TEXT TO READ:
++++
PALESTINE
Tue 24 Dec 2024 8:54 am - Jerusalem Time
Israel demolishes northern Gaza, reinforces military positions
The Washington Post has revealed in a lengthy investigation how Israel is carrying out large-scale demolitions and building military fortifications in residential areas in northern Gaza, where hundreds of thousands of Palestinians have been forced to flee their homes, according to satellite images, videos and verified interviews.
The Israeli occupation army said that it launched an air and ground attack on October 5 in the northernmost parts of Gaza - Jabalia, Beit Lahia and Beit Hanoun - to expel Hamas militants who had regrouped there and that the operation "will continue as long as necessary."
More than 100,000 Palestinians have been displaced from the affected areas over the past 11 weeks, according to the United Nations, leaving an estimated 30,000 to 50,000 people — less than an eighth of the pre-war population. Aid groups say barely any aid has reached the area since early October due to Israeli restrictions, and experts warn that famine may already be setting in in some places.
According to a Washington Post analysis of high-resolution satellite imagery, Israeli forces have demolished entire neighborhoods, erected military fortifications and built new roads, while clearing areas of Palestinians. Visual evidence shows that nearly half of the Jabaliya refugee camp was demolished or evacuated between October 14 and December 15, linking an existing road in the west to an expanded vehicle lane in the east — creating a military corridor stretching from the sea to the border fence with Israel. Analysts say the creation of this corridor, the clearing of land on either side of it and the construction of protected settlement outposts in a square shape, is similar to the Israeli military’s transformation of the Netzarim Corridor, a strategic Israeli military zone in central Gaza. While Israeli forces carved the Netzarim Corridor through a largely sparsely populated agricultural area, Israel’s operations in the north have been concentrated in dense urban neighborhoods — effectively destroying northern Palestinian cities. While the military has not offered any public explanation for its clearing and fortification activities in the north, analysts said the newly created axis could separate the far north from Gaza City, allowing Israel to create a buffer zone to isolate its southern communities that came under attack on October 7, 2023.
The Israeli military issued evacuation orders as the offensive developed, telling civilians to flee for their own safety, with no sense of when — or if — they would be allowed to return. Hamas’s demand that families be allowed to return north, beyond the Netzarim corridor, during any pause in the fighting remains a major sticking point in negotiations with Israel over a possible ceasefire and hostage release agreement.
The Israeli occupation army claims that it targets "military targets only" and that it "takes all possible measures to mitigate harm to civilians," including telling them to evacuate "areas of heavy fighting," according to the newspaper.
“As long as the counterterrorism operations continue, we will not allow the residents to return, because we know that the purpose of their return is simply to use them as human shields by the terrorists,” David Mancer, a spokesman for the Israeli prime minister’s office, told the newspaper this month. He denied that the operations were aimed at cutting off the north or expelling Palestinians.
++++
MATERIAL SHOWN:

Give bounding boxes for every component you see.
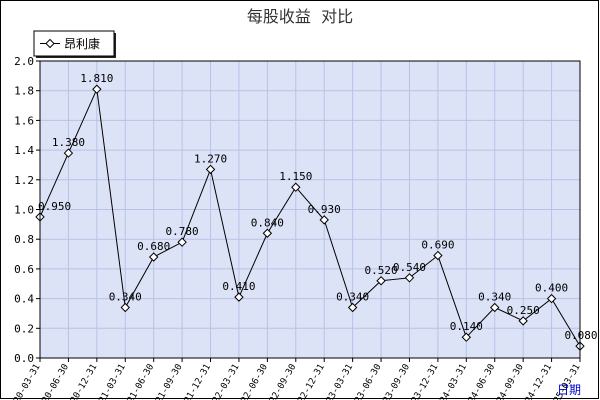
++++
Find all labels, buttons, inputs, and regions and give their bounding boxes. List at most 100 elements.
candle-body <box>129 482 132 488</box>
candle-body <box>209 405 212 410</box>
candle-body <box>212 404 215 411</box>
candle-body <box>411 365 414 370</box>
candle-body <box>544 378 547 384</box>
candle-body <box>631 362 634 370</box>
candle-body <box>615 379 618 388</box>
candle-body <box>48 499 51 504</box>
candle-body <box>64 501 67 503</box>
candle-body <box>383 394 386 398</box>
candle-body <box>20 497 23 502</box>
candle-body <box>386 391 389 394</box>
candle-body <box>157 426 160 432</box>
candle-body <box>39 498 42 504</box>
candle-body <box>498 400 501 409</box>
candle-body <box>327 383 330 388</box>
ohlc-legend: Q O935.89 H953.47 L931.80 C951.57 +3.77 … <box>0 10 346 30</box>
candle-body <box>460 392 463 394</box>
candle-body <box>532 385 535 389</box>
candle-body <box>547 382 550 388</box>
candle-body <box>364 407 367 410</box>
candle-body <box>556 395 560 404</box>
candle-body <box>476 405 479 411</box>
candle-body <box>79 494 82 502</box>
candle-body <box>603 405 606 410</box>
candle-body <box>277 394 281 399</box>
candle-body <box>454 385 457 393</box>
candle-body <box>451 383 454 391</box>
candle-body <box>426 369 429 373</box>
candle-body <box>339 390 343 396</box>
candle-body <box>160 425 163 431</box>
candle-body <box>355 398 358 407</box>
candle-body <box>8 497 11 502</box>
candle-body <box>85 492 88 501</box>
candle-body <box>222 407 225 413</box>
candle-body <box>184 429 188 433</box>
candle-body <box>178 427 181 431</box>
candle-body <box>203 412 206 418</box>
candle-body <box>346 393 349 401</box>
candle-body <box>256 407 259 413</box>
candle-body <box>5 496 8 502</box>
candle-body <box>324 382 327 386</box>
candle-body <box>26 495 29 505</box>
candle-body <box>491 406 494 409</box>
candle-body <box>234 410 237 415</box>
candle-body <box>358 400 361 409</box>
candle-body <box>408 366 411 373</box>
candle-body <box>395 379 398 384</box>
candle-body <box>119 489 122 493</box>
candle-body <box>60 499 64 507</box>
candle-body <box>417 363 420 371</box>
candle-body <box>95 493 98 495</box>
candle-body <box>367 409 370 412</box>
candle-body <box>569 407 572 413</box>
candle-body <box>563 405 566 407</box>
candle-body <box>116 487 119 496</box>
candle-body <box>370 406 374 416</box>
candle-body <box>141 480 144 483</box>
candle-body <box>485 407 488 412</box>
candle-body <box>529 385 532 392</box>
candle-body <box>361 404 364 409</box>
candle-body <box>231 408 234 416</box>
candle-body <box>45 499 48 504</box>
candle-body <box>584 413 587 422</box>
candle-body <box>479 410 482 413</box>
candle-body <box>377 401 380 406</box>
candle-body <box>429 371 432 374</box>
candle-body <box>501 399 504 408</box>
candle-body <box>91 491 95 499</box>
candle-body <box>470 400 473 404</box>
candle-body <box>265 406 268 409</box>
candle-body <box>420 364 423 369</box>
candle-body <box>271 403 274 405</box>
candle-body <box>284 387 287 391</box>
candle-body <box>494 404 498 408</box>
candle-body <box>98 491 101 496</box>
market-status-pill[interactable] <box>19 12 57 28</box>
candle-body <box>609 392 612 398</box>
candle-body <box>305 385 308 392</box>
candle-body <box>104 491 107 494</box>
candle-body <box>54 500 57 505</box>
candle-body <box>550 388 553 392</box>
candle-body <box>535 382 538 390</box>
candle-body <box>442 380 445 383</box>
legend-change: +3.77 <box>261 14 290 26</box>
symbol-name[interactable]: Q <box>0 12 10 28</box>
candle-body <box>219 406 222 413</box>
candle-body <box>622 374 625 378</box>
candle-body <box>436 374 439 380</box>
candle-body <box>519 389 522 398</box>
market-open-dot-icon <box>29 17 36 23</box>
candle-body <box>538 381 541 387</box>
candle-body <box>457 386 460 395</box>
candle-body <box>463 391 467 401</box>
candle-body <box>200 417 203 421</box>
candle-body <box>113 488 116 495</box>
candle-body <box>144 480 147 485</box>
++++
TO BE DONE:
A: Translate this sentence from the article on northern Gaza into Spanish: "Aid groups say barely any aid has reached the area since early October due to Israeli restrictions, and experts warn that famine may already be setting in in some places."
B: Write the next part of the article on northern Gaza, picking up after its final sentence.

ANSWERS TO EACH TASK:
A: Los grupos de ayuda afirman que apenas ha llegado ayuda a la zona desde principios de octubre debido a las restricciones israelíes, y los expertos advierten que es posible que la hambruna ya se esté instalando en algunos lugares.

B:
As of December 1, a third of all buildings in the northern Gaza Strip have been destroyed since the start of the war – including more than 5,000 in Jabalia, more than 3,000 in Beit Lahia and more than 2,000 in Beit Hanoun, according to the latest data from the UN Satellite Centre. Sixty percent of the destruction in Jabalia refugee camp occurred between September 6 and December 1, the data showed, with demolitions and displacement continuing in the weeks that followed.
A satellite image taken on December 15 shows widespread destruction in Beit Lahia and Jabalia, with a market, mosque, shops and homes reduced to piles of concrete and dust. On December 4, the Israeli military forced 5,500 people sheltering in schools in Beit Lahia to flee south to Gaza City, according to the UN Office for the Coordination of Humanitarian Affairs.
Earlier this month, former Israeli Defense Minister Moshe Ya'alon told local media in a series of interviews that the Israeli military was carrying out "ethnic cleansing" in northern Gaza. "Beit Lahia no longer exists, Beit Hanoun no longer exists, and now they are working on Jabaliya," he said.
In interviews conducted by phone and text message over several weeks, 10 residents of northern Gaza described to The Washington Post the widespread targeting of civilian neighborhoods by Israeli forces, dangerous mass evictions in which men and teenage boys were separated from women and children, and the mistreatment and arbitrary detention of some of those trying to flee. Their accounts were consistent with images and videos verified by The Washington Post of mass screenings and arrests, as well as attacks on civilians.
“In northern Gaza, there is nothing left to support life. Everything has been destroyed to force people out,” said Saeed Kilani, 41, a resident of Beit Lahia.
Residents of northern Gaza described the days following October 5 as “Judgment Day.”
The airstrikes and sniper attacks were relentless, said Mohammed Khadour, 30, a resident of Jabalia. “Those were the hardest days of the war,” he told the newspaper by phone.
Some 1.9 million people - about 90 percent of Gaza's population - had already been displaced over more than a year of fighting, most of them forced south during the chaotic early days of the war and prevented from returning home.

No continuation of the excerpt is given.